* _SOURCE TEXT_
+===+

Distances selected to match with intermediate checkpoints in live results
First Kilometer: The race begins on a nearly half-mile straightaway that goes over rolling grassy downhills that gives way around an S-curve into a downhill that continues into the second kilometer.
Second Kilometer: The course continues over gently rolling hills into a U-turn at the farthest point from the starting line, before quickly making another sharp turn that descends to the course's lowest point.
Third Kilometer: Gently rolling hills over the first half of this split give way to the course's largest climb -- a roughly 50-foot ascent over about 200 meters of running to complete the first loop.

+===+

* _TASKS AND EXERCISES_
1 - State whether each statement agrees with the race course description, answering yes or no and quoting the words of the description that decide it: (a) The U-turn comes at the point farthest from the starting line. (b) The course's largest climb is in the first kilometer. (c) The race begins on a straightaway of nearly a mile.
2 - Carry on the race course description after its last sentence, in the same style.
The records have nothing to do with the race course description.

Saved entries:
+===+

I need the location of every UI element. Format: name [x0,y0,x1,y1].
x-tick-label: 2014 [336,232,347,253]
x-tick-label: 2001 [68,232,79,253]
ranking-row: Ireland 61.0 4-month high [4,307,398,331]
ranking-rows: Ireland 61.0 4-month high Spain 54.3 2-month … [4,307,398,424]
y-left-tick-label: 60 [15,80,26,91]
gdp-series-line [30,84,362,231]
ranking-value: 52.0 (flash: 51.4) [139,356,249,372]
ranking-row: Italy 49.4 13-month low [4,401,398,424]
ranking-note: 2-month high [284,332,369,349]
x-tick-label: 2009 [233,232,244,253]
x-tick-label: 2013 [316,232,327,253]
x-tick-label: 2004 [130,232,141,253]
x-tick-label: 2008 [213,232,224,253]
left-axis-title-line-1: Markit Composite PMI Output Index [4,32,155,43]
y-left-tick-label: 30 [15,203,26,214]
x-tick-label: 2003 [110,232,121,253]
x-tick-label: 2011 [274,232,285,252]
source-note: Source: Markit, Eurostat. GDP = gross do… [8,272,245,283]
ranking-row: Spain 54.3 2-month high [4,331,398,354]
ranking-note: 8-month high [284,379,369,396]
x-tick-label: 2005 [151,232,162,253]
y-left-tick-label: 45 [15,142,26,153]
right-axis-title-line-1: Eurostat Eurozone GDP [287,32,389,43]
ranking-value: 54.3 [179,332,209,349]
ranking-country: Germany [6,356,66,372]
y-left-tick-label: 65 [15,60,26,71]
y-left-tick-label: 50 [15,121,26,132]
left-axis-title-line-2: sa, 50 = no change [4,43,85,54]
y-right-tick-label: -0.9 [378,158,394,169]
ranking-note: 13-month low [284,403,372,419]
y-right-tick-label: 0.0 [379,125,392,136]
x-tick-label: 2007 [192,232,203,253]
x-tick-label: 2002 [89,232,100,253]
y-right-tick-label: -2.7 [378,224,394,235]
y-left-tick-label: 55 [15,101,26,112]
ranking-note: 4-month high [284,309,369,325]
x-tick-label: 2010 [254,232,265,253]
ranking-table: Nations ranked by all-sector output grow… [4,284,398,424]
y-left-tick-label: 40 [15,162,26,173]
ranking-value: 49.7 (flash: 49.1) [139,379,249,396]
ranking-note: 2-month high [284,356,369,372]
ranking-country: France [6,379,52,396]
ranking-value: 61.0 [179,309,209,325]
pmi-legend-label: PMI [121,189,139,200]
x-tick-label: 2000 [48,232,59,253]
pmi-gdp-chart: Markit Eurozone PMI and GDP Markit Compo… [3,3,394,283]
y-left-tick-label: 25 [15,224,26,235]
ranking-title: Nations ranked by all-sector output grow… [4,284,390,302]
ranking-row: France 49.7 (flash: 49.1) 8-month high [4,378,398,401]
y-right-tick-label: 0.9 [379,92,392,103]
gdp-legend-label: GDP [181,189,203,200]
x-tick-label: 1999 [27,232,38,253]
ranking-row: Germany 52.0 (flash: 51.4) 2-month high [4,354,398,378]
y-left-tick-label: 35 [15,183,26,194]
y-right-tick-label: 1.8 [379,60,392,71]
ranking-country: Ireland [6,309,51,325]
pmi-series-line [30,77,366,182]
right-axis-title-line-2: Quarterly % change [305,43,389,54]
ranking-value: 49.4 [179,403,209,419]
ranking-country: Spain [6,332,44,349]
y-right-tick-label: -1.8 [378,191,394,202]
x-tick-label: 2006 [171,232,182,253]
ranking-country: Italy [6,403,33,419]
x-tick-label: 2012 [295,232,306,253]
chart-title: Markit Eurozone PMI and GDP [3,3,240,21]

+===+

* _EXERCISE RESPONSES_
1 -
(a) Yes: "into a U-turn at the farthest point from the starting line"
(b) No: "Third Kilometer: Gently rolling hills over the first half of this split give way to the course's largest climb"
(c) No: "The race begins on a nearly half-mile straightaway"

2 -
Fourth Kilometer: Mostly the same as the first kilometer.
Fifth Kilometer: Mostly the same as the second kilometer.
Sixth Kilometer: Mostly the same as the third kilometer, up until the point with less than a quarter-mile to go when the course veers off near the crest of the large hill toward the finish line. Brief gentle rolls give way to a descent to the finish over the final 200 meters.